====== Entries supplied ======

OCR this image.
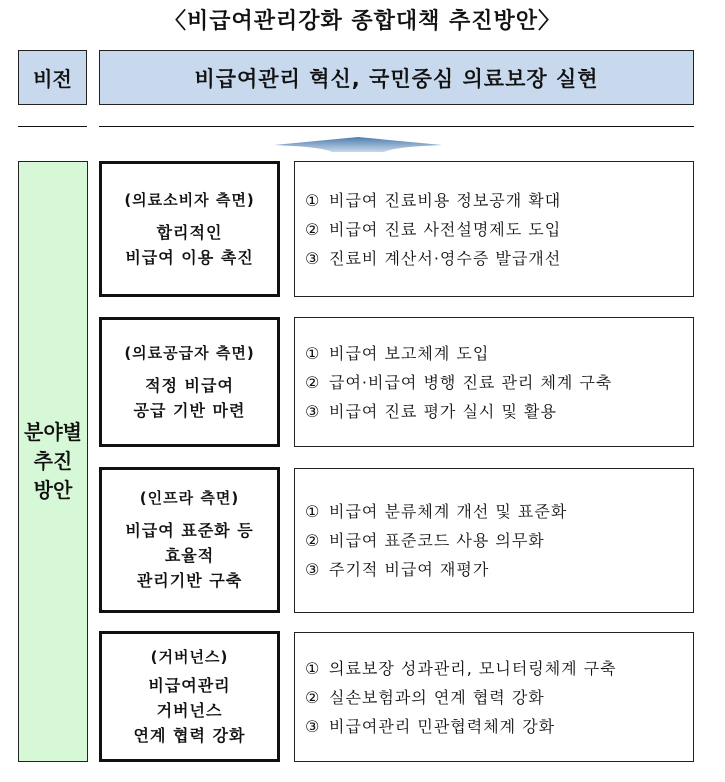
〈비급여관리강화 종합대책 추진방안〉
비전	비급여관리 혁신, 국민중심 의료보장 실현
분야별
추진
방안
(의료소비자 측면)
합리적인
비급여 이용 촉진
① 비급여 진료비용 정보공개 확대
② 비급여 진료 사전설명제도 도입
③ 진료비 계산서·영수증 발급개선
(의료공급자 측면)
적정 비급여
공급 기반 마련
① 비급여 보고체계 도입
② 급여·비급여 병행 진료 관리 체계 구축
③ 비급여 진료 평가 실시 및 활용
(인프라 측면)
비급여 표준화 등
효율적
관리기반 구축
① 비급여 분류체계 개선 및 표준화
② 비급여 표준코드 사용 의무화
③ 주기적 비급여 재평가
(거버넌스)
비급여관리
거버넌스
연계 협력 강화
① 의료보장 성과관리, 모니터링체계 구축
② 실손보험과의 연계 협력 강화
③ 비급여관리 민관협력체계 강화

======

Output every entry verbatim. Pictures do not belong in the copy.

OCR this image.
〈비급여관리강화 종합대책 추진방안〉
비전	비급여관리 혁신, 국민중심 의료보장 실현
분야별
추진
방안
(의료소비자 측면)
합리적인
비급여 이용 촉진
① 비급여 진료비용 정보공개 확대
② 비급여 진료 사전설명제도 도입
③ 진료비 계산서·영수증 발급개선
(의료공급자 측면)
적정 비급여
공급 기반 마련
① 비급여 보고체계 도입
② 급여·비급여 병행 진료 관리 체계 구축
③ 비급여 진료 평가 실시 및 활용
(인프라 측면)
비급여 표준화 등
효율적
관리기반 구축
① 비급여 분류체계 개선 및 표준화
② 비급여 표준코드 사용 의무화
③ 주기적 비급여 재평가
(거버넌스)
비급여관리
거버넌스
연계 협력 강화
① 의료보장 성과관리, 모니터링체계 구축
② 실손보험과의 연계 협력 강화
③ 비급여관리 민관협력체계 강화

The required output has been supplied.